> _STATED PROBLEM_
Copy down every line where the string "this" shows up.

☆ ☆ ☆ ☆ ☆

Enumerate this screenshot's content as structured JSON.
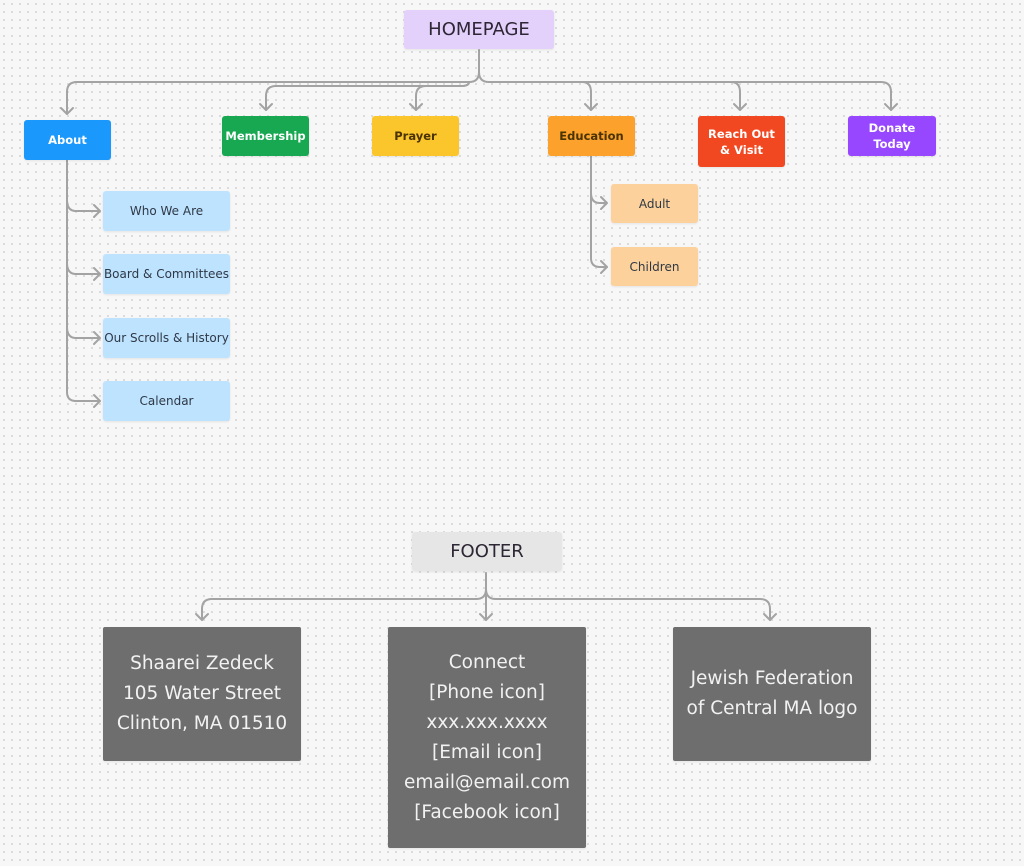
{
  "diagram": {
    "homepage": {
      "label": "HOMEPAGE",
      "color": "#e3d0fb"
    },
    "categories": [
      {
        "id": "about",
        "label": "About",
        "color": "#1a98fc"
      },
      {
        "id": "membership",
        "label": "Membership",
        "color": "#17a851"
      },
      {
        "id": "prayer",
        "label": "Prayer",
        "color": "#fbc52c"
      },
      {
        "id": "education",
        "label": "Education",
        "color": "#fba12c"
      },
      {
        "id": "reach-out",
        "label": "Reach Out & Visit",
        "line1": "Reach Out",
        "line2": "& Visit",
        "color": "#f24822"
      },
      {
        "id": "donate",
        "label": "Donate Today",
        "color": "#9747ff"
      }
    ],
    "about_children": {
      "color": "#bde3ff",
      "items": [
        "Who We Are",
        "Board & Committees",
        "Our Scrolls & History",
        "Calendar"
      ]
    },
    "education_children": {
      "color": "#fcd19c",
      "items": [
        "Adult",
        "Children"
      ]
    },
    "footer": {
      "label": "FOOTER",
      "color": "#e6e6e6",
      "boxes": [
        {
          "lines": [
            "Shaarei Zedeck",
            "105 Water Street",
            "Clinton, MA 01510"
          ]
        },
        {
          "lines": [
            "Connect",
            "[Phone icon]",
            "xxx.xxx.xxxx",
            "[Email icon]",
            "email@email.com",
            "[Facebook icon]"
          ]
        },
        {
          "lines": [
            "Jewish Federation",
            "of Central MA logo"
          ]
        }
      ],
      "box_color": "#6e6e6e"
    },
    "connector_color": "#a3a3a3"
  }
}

☆ ☆ ☆ ☆ ☆

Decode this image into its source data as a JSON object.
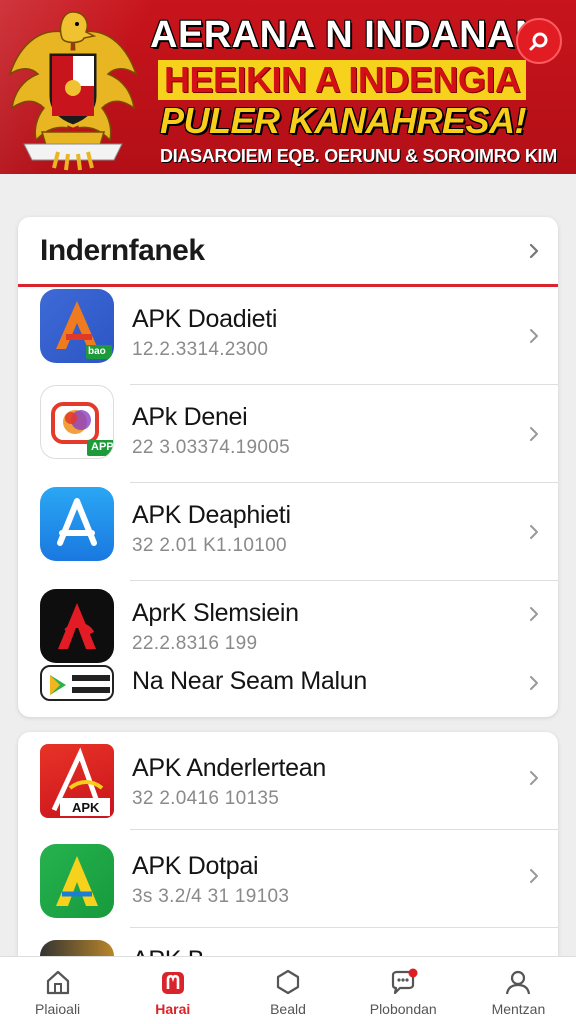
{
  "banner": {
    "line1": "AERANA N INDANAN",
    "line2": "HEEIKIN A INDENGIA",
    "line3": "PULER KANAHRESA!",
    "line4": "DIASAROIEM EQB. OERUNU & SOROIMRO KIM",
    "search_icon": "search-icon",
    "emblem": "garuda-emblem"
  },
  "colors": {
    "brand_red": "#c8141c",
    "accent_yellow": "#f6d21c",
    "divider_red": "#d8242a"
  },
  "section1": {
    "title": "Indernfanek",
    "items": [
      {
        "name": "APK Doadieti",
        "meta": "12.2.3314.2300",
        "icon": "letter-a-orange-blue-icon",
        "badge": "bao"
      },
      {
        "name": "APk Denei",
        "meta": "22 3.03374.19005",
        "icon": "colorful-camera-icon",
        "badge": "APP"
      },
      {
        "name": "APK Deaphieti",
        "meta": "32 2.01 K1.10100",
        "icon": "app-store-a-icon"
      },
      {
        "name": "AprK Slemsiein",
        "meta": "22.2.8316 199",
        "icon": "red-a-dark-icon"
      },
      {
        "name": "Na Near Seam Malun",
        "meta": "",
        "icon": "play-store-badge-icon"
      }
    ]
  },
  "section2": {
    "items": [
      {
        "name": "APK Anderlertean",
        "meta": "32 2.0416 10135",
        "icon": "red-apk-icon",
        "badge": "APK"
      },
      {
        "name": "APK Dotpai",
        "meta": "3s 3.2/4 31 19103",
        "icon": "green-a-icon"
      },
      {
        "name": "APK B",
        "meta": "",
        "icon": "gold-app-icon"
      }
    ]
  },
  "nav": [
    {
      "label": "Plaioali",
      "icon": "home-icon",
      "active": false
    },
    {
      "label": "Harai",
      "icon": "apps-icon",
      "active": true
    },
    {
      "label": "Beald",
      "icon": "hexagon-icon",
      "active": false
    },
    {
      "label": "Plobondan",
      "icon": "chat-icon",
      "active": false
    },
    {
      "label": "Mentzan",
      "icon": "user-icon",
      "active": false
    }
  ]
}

☆ ☆ ☆ ☆ ☆

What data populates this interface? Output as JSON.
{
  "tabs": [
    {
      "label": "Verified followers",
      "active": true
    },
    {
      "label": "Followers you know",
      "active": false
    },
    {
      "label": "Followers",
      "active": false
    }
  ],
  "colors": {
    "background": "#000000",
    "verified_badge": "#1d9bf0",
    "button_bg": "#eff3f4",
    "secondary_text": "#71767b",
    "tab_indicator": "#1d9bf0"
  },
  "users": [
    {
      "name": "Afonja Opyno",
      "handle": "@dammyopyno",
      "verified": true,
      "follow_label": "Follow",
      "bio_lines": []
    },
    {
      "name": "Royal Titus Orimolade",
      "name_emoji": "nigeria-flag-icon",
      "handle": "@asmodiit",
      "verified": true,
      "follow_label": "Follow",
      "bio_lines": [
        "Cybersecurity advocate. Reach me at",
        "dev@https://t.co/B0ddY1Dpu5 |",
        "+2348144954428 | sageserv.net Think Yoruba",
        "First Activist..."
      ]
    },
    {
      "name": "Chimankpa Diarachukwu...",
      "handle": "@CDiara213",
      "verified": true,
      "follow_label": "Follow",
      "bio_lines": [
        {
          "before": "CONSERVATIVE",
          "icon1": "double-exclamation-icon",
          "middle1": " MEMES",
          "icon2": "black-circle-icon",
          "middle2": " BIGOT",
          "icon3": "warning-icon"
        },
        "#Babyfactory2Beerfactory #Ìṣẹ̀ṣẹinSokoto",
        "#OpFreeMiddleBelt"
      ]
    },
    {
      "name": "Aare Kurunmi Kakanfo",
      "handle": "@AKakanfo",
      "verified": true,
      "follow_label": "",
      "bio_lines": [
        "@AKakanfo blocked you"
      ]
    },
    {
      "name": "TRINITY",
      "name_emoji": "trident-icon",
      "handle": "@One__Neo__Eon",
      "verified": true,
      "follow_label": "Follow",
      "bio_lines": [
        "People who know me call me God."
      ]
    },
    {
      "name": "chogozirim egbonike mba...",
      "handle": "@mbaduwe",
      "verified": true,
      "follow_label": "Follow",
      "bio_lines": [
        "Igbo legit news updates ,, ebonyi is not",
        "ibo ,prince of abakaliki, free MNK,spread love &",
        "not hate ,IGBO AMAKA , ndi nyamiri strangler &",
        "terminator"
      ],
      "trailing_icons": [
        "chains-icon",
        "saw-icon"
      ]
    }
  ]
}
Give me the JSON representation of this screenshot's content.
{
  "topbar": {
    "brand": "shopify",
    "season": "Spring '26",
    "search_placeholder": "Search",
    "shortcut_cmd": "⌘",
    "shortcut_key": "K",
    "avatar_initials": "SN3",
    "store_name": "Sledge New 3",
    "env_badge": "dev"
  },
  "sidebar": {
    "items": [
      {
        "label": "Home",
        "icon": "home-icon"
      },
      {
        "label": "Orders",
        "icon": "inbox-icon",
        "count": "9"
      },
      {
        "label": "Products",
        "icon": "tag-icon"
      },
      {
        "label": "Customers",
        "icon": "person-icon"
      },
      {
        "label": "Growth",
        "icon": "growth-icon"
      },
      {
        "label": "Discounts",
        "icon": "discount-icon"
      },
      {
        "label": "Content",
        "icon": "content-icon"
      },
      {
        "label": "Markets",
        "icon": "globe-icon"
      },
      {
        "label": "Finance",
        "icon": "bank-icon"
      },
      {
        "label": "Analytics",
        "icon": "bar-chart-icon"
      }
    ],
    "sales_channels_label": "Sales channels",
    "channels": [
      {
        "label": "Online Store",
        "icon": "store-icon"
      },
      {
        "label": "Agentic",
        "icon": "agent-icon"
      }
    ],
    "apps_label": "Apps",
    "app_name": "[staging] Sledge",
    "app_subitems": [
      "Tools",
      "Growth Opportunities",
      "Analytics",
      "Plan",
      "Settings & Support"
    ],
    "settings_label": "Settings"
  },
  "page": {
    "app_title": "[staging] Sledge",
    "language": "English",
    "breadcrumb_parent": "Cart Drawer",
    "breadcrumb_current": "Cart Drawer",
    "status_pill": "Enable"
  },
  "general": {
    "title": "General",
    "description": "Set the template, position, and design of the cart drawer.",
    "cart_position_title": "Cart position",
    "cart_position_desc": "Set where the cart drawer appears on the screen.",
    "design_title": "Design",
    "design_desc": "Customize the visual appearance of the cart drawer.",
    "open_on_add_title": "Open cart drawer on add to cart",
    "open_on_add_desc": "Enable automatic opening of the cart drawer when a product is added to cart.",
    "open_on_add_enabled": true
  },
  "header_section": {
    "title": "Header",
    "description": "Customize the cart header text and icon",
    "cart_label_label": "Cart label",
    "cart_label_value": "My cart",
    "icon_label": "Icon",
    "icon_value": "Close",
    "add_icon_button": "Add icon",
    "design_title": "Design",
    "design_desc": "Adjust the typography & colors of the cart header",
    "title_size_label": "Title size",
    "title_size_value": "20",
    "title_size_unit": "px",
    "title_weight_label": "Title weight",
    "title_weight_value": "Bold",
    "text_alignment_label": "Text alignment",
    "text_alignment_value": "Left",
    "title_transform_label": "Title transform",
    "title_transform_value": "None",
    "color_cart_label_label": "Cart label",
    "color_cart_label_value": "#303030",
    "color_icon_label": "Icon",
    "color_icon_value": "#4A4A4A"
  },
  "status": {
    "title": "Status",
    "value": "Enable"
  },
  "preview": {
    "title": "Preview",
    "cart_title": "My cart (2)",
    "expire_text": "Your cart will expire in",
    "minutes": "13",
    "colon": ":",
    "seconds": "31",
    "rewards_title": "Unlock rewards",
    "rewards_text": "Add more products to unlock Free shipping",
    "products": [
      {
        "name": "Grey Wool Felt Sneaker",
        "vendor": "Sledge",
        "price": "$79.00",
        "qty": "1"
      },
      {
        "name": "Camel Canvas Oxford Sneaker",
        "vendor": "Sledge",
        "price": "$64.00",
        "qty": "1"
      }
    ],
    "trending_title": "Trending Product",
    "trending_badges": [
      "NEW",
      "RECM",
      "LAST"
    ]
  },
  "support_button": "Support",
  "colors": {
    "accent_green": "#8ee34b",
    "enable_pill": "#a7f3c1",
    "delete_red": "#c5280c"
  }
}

☆ ☆ ☆ ☆ ☆

> _COMPLETE ANSWER_
Enumerate this screenshot's content as structured JSON.
Decode this image into its source data as a JSON object.
What data populates this interface? Output as JSON.
Give me the JSON representation of this screenshot's content.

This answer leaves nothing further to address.